## Provided records
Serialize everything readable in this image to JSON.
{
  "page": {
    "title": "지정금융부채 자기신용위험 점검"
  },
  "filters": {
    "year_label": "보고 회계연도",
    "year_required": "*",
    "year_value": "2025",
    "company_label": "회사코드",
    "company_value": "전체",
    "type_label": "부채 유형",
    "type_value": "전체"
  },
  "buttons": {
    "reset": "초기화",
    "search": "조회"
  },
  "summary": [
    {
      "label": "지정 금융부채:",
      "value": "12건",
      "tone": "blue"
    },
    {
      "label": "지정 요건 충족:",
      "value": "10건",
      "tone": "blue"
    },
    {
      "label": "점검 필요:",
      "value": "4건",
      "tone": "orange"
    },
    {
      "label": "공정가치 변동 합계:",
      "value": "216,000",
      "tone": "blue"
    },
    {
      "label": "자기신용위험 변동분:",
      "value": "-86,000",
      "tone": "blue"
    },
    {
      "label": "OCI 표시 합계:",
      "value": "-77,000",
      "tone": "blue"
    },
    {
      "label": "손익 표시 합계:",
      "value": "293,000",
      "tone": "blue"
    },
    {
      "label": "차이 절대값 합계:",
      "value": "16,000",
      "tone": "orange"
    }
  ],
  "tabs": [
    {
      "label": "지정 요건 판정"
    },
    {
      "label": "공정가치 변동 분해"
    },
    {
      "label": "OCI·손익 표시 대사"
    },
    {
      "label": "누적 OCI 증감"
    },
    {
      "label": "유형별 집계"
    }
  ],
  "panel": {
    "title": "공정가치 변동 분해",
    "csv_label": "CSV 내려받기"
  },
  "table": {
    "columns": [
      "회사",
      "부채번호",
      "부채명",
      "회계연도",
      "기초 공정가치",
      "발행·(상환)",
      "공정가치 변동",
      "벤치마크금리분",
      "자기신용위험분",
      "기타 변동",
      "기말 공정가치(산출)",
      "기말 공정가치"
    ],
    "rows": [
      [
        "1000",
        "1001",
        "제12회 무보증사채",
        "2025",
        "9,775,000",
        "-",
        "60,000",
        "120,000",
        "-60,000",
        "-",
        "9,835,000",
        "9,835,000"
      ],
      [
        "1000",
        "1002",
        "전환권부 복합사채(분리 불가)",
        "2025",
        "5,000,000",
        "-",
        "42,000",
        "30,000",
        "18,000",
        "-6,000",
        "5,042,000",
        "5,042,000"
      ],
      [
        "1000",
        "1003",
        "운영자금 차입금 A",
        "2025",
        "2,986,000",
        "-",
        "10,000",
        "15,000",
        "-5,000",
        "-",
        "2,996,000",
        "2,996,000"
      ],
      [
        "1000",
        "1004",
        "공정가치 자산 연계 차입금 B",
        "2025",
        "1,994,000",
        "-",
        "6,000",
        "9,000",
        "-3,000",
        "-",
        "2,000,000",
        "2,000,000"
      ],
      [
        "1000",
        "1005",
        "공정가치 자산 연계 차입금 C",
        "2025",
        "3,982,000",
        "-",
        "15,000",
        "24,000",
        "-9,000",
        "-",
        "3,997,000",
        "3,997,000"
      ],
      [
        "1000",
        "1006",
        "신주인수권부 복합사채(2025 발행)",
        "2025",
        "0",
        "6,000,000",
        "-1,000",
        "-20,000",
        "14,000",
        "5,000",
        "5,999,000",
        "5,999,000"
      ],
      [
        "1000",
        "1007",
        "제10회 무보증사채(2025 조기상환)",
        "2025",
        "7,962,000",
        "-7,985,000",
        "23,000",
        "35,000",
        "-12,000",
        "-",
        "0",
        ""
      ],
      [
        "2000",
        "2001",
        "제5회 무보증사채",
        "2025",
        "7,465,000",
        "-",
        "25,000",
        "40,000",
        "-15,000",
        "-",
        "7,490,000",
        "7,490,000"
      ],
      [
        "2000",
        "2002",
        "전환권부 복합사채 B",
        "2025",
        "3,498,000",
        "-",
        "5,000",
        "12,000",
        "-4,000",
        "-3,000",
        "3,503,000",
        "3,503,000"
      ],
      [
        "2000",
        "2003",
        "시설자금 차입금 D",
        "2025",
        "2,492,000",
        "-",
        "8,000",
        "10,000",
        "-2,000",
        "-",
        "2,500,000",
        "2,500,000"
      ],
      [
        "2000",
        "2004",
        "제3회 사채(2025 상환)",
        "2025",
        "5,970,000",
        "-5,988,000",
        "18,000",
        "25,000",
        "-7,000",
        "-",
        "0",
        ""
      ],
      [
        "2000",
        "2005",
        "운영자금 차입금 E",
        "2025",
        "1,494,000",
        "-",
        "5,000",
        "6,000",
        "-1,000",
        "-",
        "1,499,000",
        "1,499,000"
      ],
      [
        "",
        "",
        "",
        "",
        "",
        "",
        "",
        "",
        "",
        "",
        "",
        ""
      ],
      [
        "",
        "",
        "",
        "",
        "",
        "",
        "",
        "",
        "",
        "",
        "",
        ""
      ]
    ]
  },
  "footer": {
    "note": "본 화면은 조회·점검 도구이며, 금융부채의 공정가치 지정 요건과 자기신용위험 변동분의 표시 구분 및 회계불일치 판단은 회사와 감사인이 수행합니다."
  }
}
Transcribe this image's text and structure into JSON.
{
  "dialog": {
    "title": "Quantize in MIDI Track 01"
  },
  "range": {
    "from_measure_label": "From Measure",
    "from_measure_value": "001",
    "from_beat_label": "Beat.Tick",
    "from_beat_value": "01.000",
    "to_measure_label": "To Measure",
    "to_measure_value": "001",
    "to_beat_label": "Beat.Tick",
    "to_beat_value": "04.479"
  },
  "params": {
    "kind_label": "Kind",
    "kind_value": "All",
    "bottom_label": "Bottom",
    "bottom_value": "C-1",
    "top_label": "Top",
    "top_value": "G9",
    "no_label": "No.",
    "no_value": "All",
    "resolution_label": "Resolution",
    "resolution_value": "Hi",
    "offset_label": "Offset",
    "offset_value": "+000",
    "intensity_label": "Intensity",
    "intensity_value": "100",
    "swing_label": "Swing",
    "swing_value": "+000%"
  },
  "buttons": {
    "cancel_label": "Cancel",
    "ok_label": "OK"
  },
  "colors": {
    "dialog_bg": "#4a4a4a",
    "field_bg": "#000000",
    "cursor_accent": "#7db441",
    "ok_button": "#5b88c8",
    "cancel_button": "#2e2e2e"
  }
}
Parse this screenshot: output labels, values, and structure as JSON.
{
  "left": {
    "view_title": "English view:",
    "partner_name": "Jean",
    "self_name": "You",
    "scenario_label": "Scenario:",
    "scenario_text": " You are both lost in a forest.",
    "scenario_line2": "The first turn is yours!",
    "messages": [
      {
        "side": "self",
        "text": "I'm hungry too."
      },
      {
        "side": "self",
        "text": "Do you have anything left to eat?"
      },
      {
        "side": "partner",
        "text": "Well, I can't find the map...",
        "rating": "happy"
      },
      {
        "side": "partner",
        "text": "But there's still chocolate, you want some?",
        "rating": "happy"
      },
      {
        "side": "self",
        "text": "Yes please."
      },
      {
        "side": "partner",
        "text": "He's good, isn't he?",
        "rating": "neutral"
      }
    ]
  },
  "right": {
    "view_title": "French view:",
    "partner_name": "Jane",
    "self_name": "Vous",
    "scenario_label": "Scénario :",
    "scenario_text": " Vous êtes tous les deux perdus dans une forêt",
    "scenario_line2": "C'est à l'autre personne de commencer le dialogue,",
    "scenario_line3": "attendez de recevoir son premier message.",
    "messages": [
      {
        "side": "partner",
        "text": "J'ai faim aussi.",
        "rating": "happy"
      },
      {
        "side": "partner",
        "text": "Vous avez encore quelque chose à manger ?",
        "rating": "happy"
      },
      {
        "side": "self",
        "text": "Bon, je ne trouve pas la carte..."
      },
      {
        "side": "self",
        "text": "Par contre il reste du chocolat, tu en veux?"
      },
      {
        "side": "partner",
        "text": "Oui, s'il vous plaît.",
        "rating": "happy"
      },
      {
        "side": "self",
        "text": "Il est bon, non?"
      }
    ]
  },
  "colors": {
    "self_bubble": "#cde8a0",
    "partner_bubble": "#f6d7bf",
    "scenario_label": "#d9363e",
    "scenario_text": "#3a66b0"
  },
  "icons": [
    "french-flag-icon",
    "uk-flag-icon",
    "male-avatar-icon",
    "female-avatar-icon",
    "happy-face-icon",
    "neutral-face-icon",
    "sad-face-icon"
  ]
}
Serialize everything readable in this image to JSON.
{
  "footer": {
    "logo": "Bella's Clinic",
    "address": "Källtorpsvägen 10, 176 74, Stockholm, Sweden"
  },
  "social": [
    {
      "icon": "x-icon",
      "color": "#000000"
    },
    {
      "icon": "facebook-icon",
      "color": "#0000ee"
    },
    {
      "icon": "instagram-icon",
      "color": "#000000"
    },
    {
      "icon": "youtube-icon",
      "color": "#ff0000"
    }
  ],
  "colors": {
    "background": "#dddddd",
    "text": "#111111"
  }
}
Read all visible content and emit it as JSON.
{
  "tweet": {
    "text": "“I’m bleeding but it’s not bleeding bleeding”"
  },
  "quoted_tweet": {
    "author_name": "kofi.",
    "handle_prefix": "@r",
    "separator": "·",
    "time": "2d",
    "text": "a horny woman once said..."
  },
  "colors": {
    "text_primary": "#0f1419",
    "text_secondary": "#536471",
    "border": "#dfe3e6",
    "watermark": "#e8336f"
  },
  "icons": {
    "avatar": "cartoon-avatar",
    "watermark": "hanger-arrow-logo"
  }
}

## Exercise prompt
Output a single number: how many lines contain the word "left".

## Output below
2